## THE EXERCISE
In the records that follow, locate every line with "text" and extract it.

* Begin PROVIDED DATA *

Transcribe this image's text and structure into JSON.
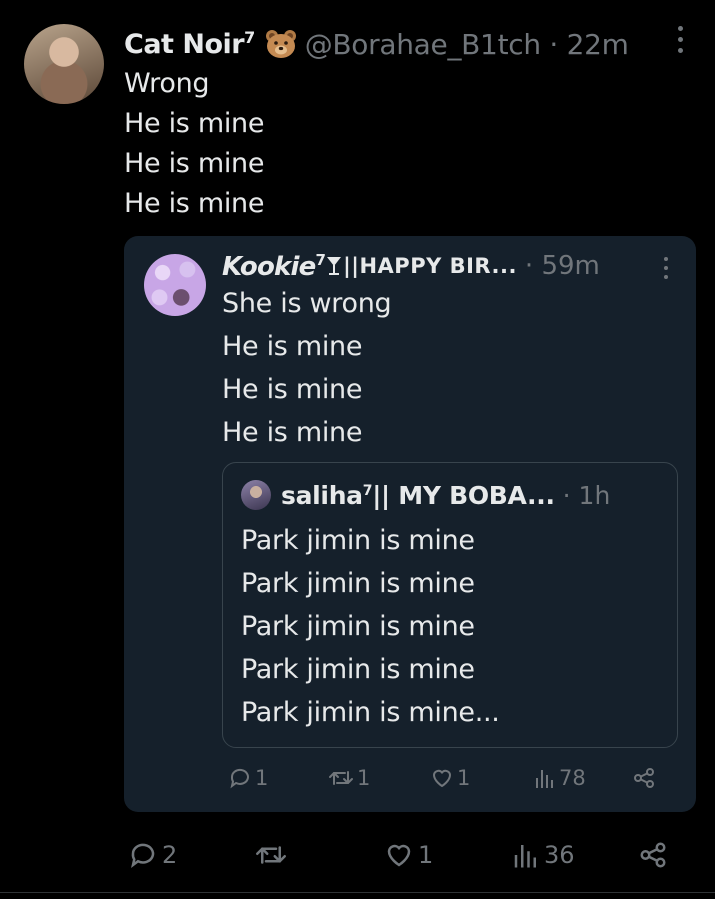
{
  "main_tweet": {
    "author_name": "Cat Noir",
    "author_superscript": "7",
    "author_emoji_icon": "bear-face-icon",
    "handle": "@Borahae_B1tch",
    "separator": "·",
    "time": "22m",
    "lines": [
      "Wrong",
      "He is mine",
      "He is mine",
      "He is mine"
    ],
    "actions": {
      "reply_count": "2",
      "retweet_count": "",
      "like_count": "1",
      "views_count": "36"
    }
  },
  "quote_tweet": {
    "author_name": "Kookie",
    "author_superscript": "7",
    "author_name_suffix": "||HAPPY BIR...",
    "time": "· 59m",
    "lines": [
      "She is wrong",
      "He is mine",
      "He is mine",
      "He is mine"
    ],
    "actions": {
      "reply_count": "1",
      "retweet_count": "1",
      "like_count": "1",
      "views_count": "78"
    }
  },
  "nested_quote": {
    "author_name": "saliha",
    "author_superscript": "7",
    "author_name_suffix": "|| MY BOBA...",
    "time": "· 1h",
    "lines": [
      "Park jimin is mine",
      "Park jimin is mine",
      "Park jimin is mine",
      "Park jimin is mine",
      "Park jimin is mine..."
    ]
  },
  "colors": {
    "background": "#000000",
    "card": "#15202b",
    "text": "#e7e9ea",
    "muted": "#71767b"
  }
}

* End PROVIDED DATA *

## SOLUTION FOR THIS TASK
Transcribe this image's text and structure into JSON.
    "text": "#e7e9ea",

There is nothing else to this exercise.